Exercise requirements: Would you pull out every line of the material that contains the string "example"?

[Dataset items]

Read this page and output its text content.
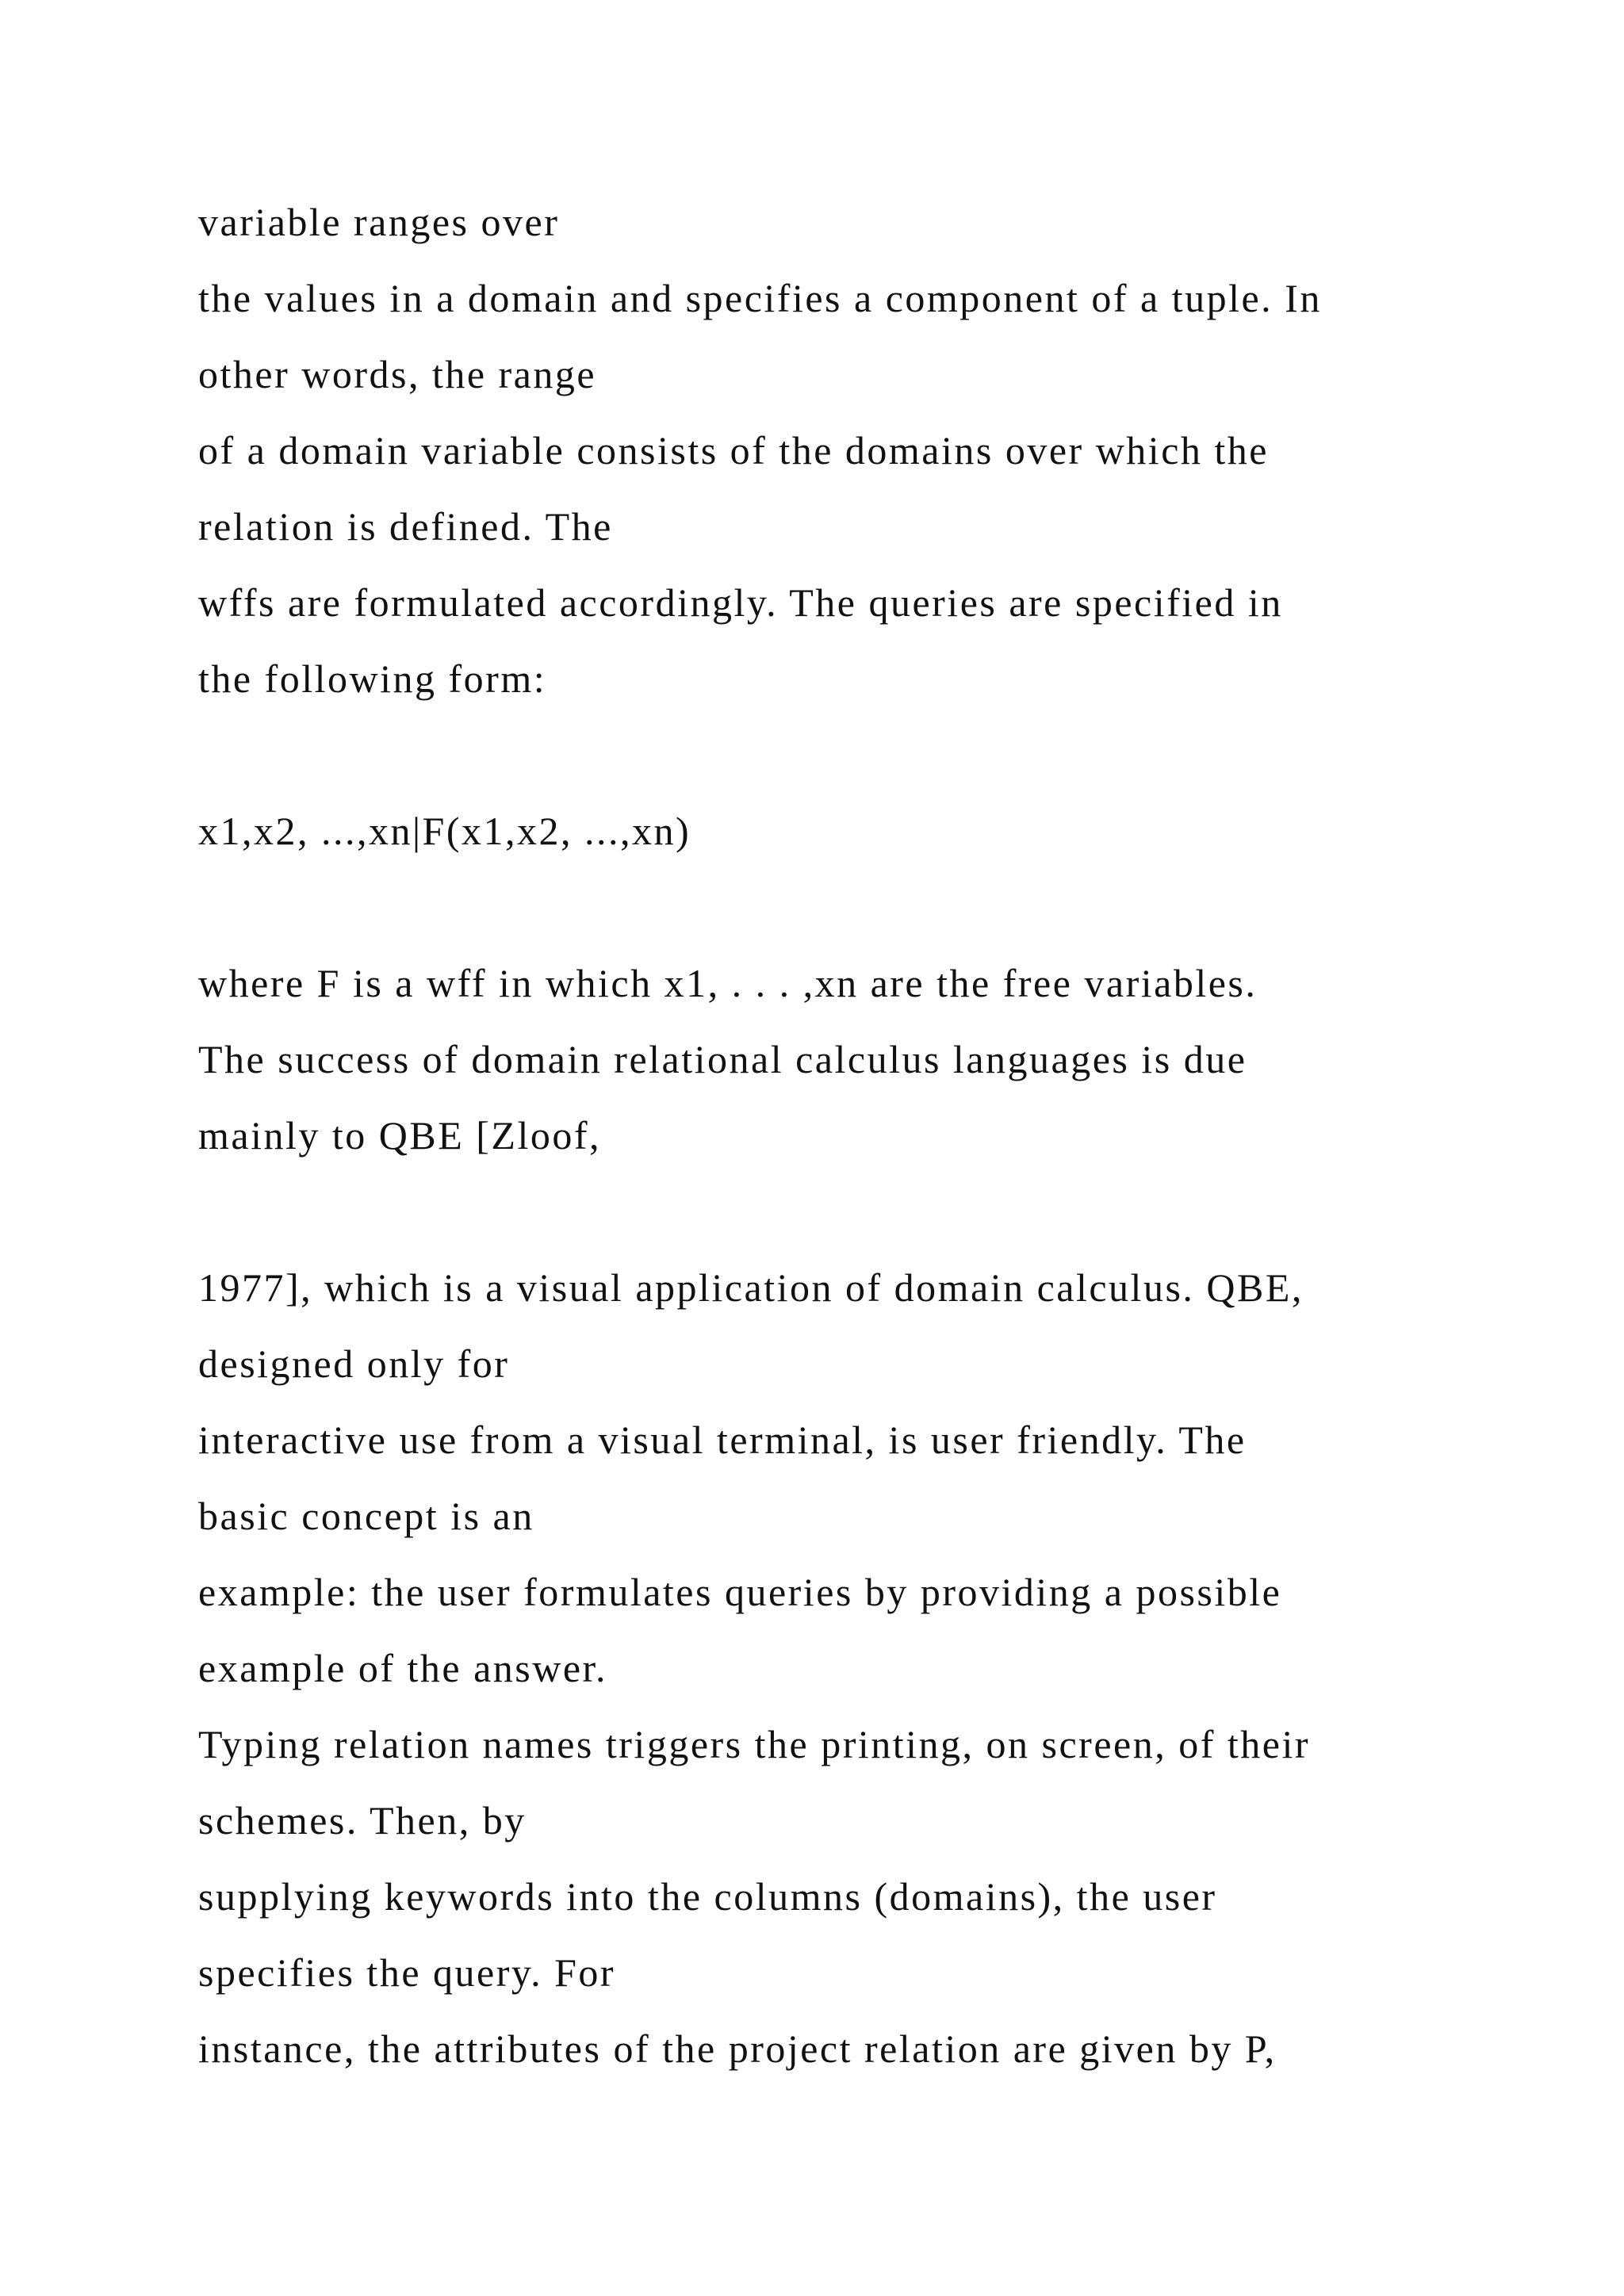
variable ranges over
the values in a domain and specifies a component of a tuple. In
other words, the range
of a domain variable consists of the domains over which the
relation is defined. The
wffs are formulated accordingly. The queries are specified in
the following form:
x1,x2, ...,xn|F(x1,x2, ...,xn)
where F is a wff in which x1, . . . ,xn are the free variables.
The success of domain relational calculus languages is due
mainly to QBE [Zloof,
1977], which is a visual application of domain calculus. QBE,
designed only for
interactive use from a visual terminal, is user friendly. The
basic concept is an
example: the user formulates queries by providing a possible
example of the answer.
Typing relation names triggers the printing, on screen, of their
schemes. Then, by
supplying keywords into the columns (domains), the user
specifies the query. For
instance, the attributes of the project relation are given by P,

Reply:
example: the user formulates queries by providing a possible
example of the answer.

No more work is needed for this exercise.